* _Stored rows_:
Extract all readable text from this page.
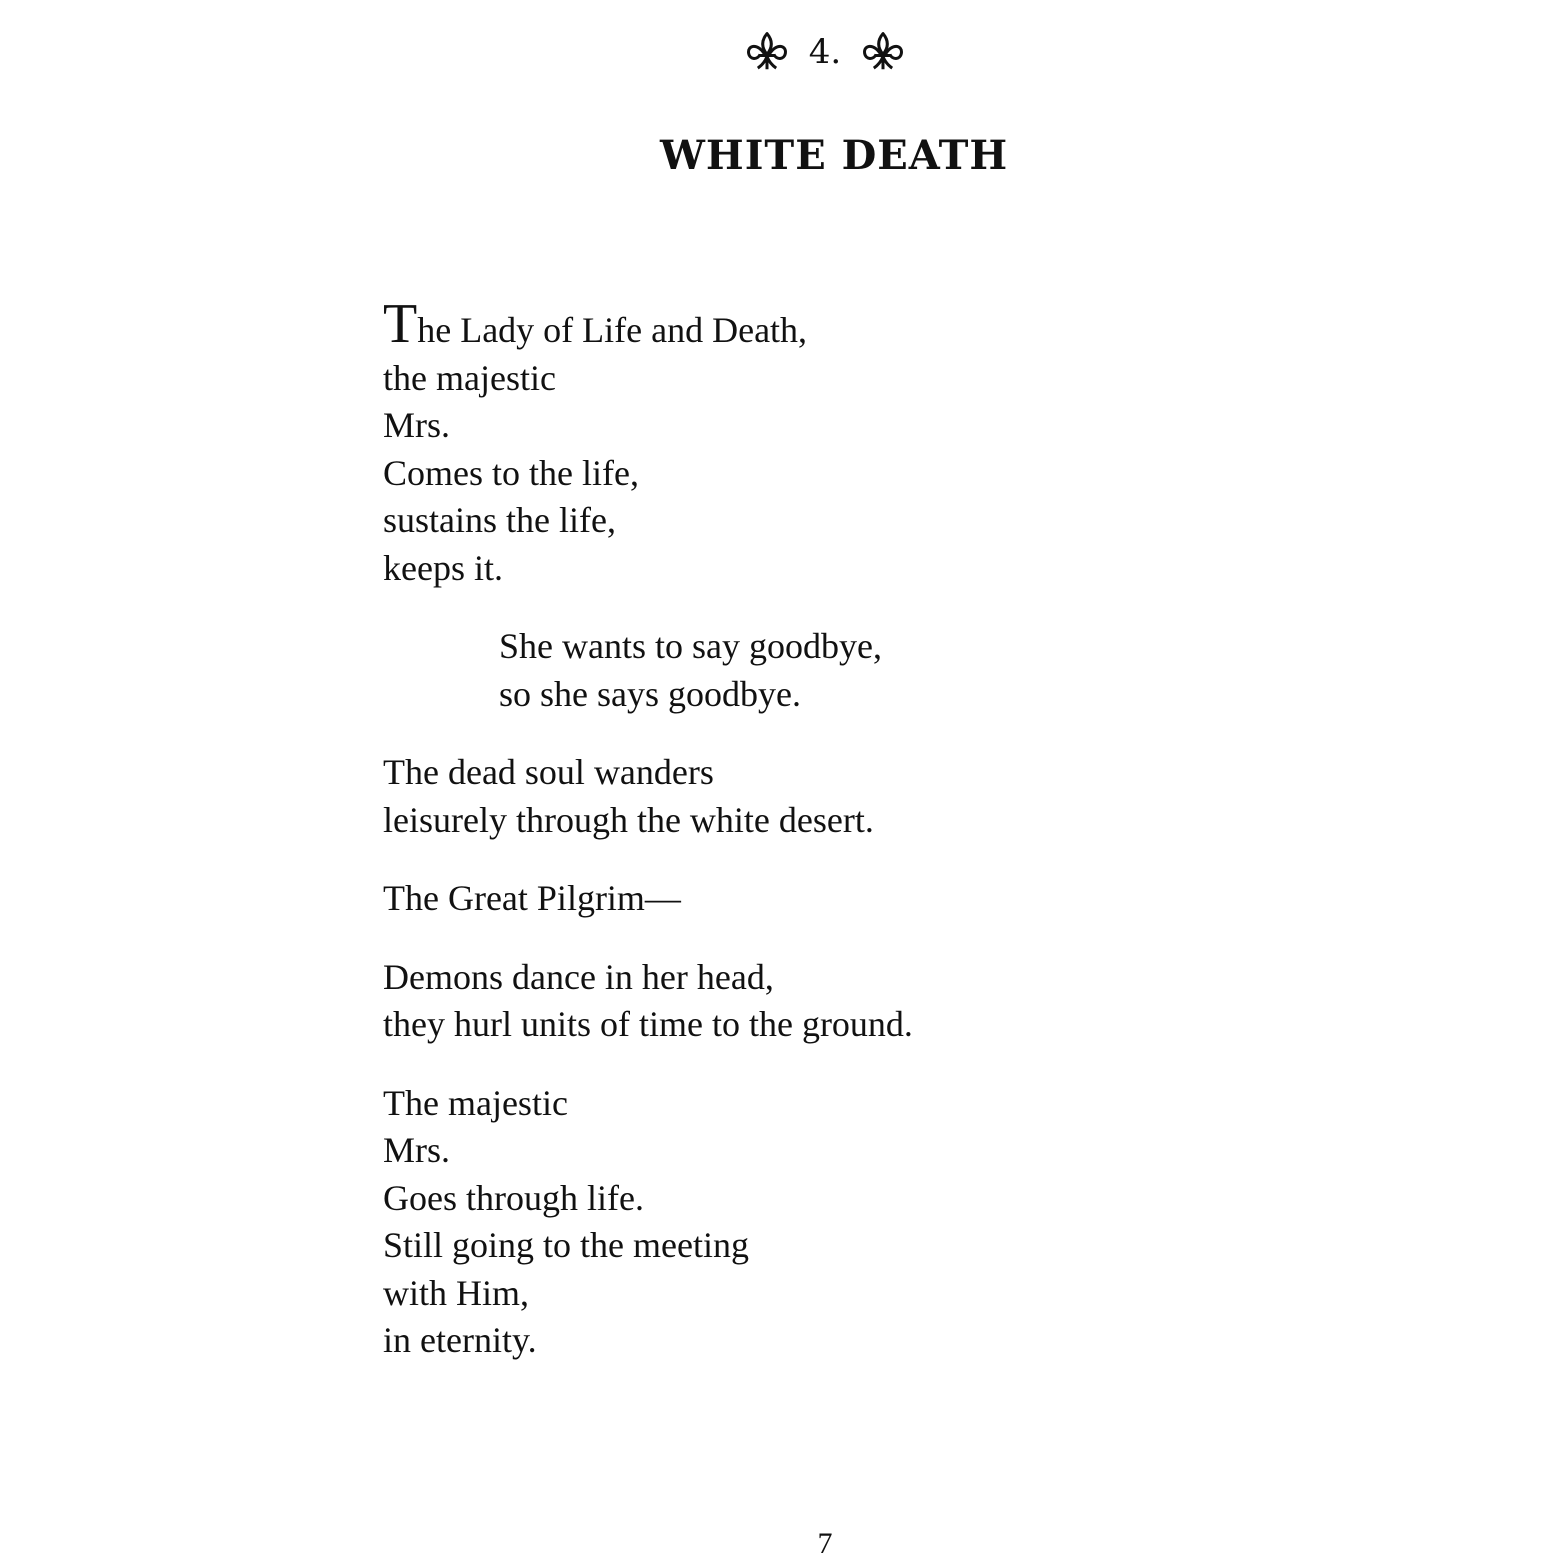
4.
WHITE DEATH
The Lady of Life and Death,
the majestic
Mrs.
Comes to the life,
sustains the life,
keeps it.
She wants to say goodbye,
so she says goodbye.
The dead soul wanders
leisurely through the white desert.
The Great Pilgrim—
Demons dance in her head,
they hurl units of time to the ground.
The majestic
Mrs.
Goes through life.
Still going to the meeting
with Him,
in eternity.
7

* _Problem to work on_: Leave the pictures out and reproduce each record exactly as written.

* _Result of this exercise_:
Extract all readable text from this page.
4.
WHITE DEATH
The Lady of Life and Death,
the majestic
Mrs.
Comes to the life,
sustains the life,
keeps it.
She wants to say goodbye,
so she says goodbye.
The dead soul wanders
leisurely through the white desert.
The Great Pilgrim—
Demons dance in her head,
they hurl units of time to the ground.
The majestic
Mrs.
Goes through life.
Still going to the meeting
with Him,
in eternity.
7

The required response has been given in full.